> [EXERCISE DESCRIPTION]: Write out all of the entries exactly, please.

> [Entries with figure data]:

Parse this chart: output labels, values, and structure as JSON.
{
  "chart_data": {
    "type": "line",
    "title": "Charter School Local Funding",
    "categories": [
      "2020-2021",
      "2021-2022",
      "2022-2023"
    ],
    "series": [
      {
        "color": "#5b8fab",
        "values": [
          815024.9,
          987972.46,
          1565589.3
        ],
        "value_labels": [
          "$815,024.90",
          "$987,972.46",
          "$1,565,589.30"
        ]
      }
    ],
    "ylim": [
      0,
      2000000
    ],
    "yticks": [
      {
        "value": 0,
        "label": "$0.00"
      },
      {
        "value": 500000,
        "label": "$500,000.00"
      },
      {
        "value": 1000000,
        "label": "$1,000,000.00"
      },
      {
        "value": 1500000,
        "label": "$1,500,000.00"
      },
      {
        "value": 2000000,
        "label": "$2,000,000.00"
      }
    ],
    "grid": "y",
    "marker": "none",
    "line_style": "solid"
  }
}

> [SOLUTION TO THE PROBLEM]:
Parse this chart: output labels, values, and structure as JSON.
{
  "chart_data": {
    "type": "line",
    "title": "Charter School Local Funding",
    "categories": [
      "2020-2021",
      "2021-2022",
      "2022-2023"
    ],
    "series": [
      {
        "color": "#5b8fab",
        "values": [
          815024.9,
          987972.46,
          1565589.3
        ],
        "value_labels": [
          "$815,024.90",
          "$987,972.46",
          "$1,565,589.30"
        ]
      }
    ],
    "ylim": [
      0,
      2000000
    ],
    "yticks": [
      {
        "value": 0,
        "label": "$0.00"
      },
      {
        "value": 500000,
        "label": "$500,000.00"
      },
      {
        "value": 1000000,
        "label": "$1,000,000.00"
      },
      {
        "value": 1500000,
        "label": "$1,500,000.00"
      },
      {
        "value": 2000000,
        "label": "$2,000,000.00"
      }
    ],
    "grid": "y",
    "marker": "none",
    "line_style": "solid"
  }
}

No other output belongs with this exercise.